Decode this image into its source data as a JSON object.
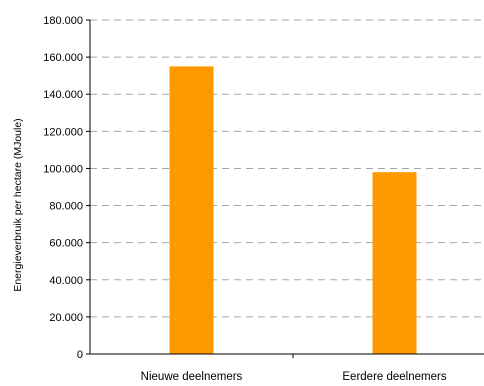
{
  "chart_data": {
    "type": "bar",
    "categories": [
      "Nieuwe deelnemers",
      "Eerdere deelnemers"
    ],
    "values": [
      155000,
      98000
    ],
    "title": "",
    "xlabel": "",
    "ylabel": "Energieverbruik per hectare (MJoule)",
    "ylim": [
      0,
      180000
    ],
    "yticks": [
      0,
      20000,
      40000,
      60000,
      80000,
      100000,
      120000,
      140000,
      160000,
      180000
    ],
    "ytick_labels": [
      "0",
      "20.000",
      "40.000",
      "60.000",
      "80.000",
      "100.000",
      "120.000",
      "140.000",
      "160.000",
      "180.000"
    ],
    "grid": "horizontal dashed",
    "legend": "none",
    "colors": {
      "bar": "#ff9900",
      "grid": "#a6a6a6",
      "axis": "#000000"
    }
  }
}
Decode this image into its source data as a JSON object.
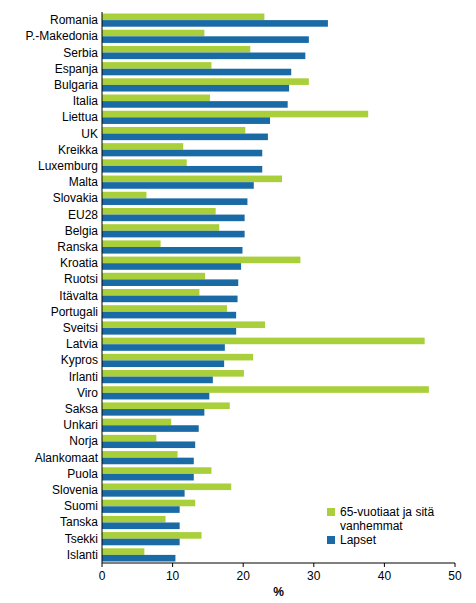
{
  "chart_data": {
    "type": "bar",
    "orientation": "horizontal",
    "x_label": "%",
    "categories": [
      "Romania",
      "P.-Makedonia",
      "Serbia",
      "Espanja",
      "Bulgaria",
      "Italia",
      "Liettua",
      "UK",
      "Kreikka",
      "Luxemburg",
      "Malta",
      "Slovakia",
      "EU28",
      "Belgia",
      "Ranska",
      "Kroatia",
      "Ruotsi",
      "Itävalta",
      "Portugali",
      "Sveitsi",
      "Latvia",
      "Kypros",
      "Irlanti",
      "Viro",
      "Saksa",
      "Unkari",
      "Norja",
      "Alankomaat",
      "Puola",
      "Slovenia",
      "Suomi",
      "Tanska",
      "Tsekki",
      "Islanti"
    ],
    "series": [
      {
        "name": "65-vuotiaat ja sitä vanhemmat",
        "color": "#a9cf3a",
        "values": [
          23,
          14.5,
          21,
          15.5,
          29.3,
          15.3,
          37.7,
          20.3,
          11.5,
          12,
          25.5,
          6.3,
          16.1,
          16.6,
          8.3,
          28.1,
          14.6,
          13.8,
          17.7,
          23.1,
          45.7,
          21.4,
          20.1,
          46.3,
          18.1,
          9.8,
          7.7,
          10.7,
          15.5,
          18.3,
          13.2,
          9,
          14.1,
          6
        ]
      },
      {
        "name": "Lapset",
        "color": "#1a6aa5",
        "values": [
          32,
          29.3,
          28.8,
          26.8,
          26.5,
          26.3,
          23.8,
          23.5,
          22.7,
          22.7,
          21.5,
          20.6,
          20.2,
          20.2,
          19.9,
          19.7,
          19.3,
          19.2,
          19,
          19,
          17.4,
          17.3,
          15.7,
          15.2,
          14.5,
          13.7,
          13.2,
          13,
          13,
          11.7,
          11,
          11,
          11,
          10.4
        ]
      }
    ],
    "xlim": [
      0,
      50
    ],
    "xticks": [
      0,
      10,
      20,
      30,
      40,
      50
    ],
    "grid": false,
    "legend": "bottom-right"
  }
}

=======

SHORT PROBLEM. Repeat the data exactly in full, omitting its pictures.

THE SOLUTION.
Decode this image into its source data as a JSON object.
{
  "chart_data": {
    "type": "bar",
    "categories": [
      "Nieuwe deelnemers",
      "Eerdere deelnemers"
    ],
    "values": [
      155000,
      98000
    ],
    "title": "",
    "xlabel": "",
    "ylabel": "Energieverbruik per hectare (MJoule)",
    "ylim": [
      0,
      180000
    ],
    "yticks": [
      0,
      20000,
      40000,
      60000,
      80000,
      100000,
      120000,
      140000,
      160000,
      180000
    ],
    "ytick_labels": [
      "0",
      "20.000",
      "40.000",
      "60.000",
      "80.000",
      "100.000",
      "120.000",
      "140.000",
      "160.000",
      "180.000"
    ],
    "grid": "horizontal dashed",
    "legend": "none",
    "colors": {
      "bar": "#ff9900",
      "grid": "#a6a6a6",
      "axis": "#000000"
    }
  }
}
Decode this image into its source data as a JSON object.
{
  "chart_data": {
    "type": "bar",
    "orientation": "horizontal",
    "x_label": "%",
    "categories": [
      "Romania",
      "P.-Makedonia",
      "Serbia",
      "Espanja",
      "Bulgaria",
      "Italia",
      "Liettua",
      "UK",
      "Kreikka",
      "Luxemburg",
      "Malta",
      "Slovakia",
      "EU28",
      "Belgia",
      "Ranska",
      "Kroatia",
      "Ruotsi",
      "Itävalta",
      "Portugali",
      "Sveitsi",
      "Latvia",
      "Kypros",
      "Irlanti",
      "Viro",
      "Saksa",
      "Unkari",
      "Norja",
      "Alankomaat",
      "Puola",
      "Slovenia",
      "Suomi",
      "Tanska",
      "Tsekki",
      "Islanti"
    ],
    "series": [
      {
        "name": "65-vuotiaat ja sitä vanhemmat",
        "color": "#a9cf3a",
        "values": [
          23,
          14.5,
          21,
          15.5,
          29.3,
          15.3,
          37.7,
          20.3,
          11.5,
          12,
          25.5,
          6.3,
          16.1,
          16.6,
          8.3,
          28.1,
          14.6,
          13.8,
          17.7,
          23.1,
          45.7,
          21.4,
          20.1,
          46.3,
          18.1,
          9.8,
          7.7,
          10.7,
          15.5,
          18.3,
          13.2,
          9,
          14.1,
          6
        ]
      },
      {
        "name": "Lapset",
        "color": "#1a6aa5",
        "values": [
          32,
          29.3,
          28.8,
          26.8,
          26.5,
          26.3,
          23.8,
          23.5,
          22.7,
          22.7,
          21.5,
          20.6,
          20.2,
          20.2,
          19.9,
          19.7,
          19.3,
          19.2,
          19,
          19,
          17.4,
          17.3,
          15.7,
          15.2,
          14.5,
          13.7,
          13.2,
          13,
          13,
          11.7,
          11,
          11,
          11,
          10.4
        ]
      }
    ],
    "xlim": [
      0,
      50
    ],
    "xticks": [
      0,
      10,
      20,
      30,
      40,
      50
    ],
    "grid": false,
    "legend": "bottom-right"
  }
}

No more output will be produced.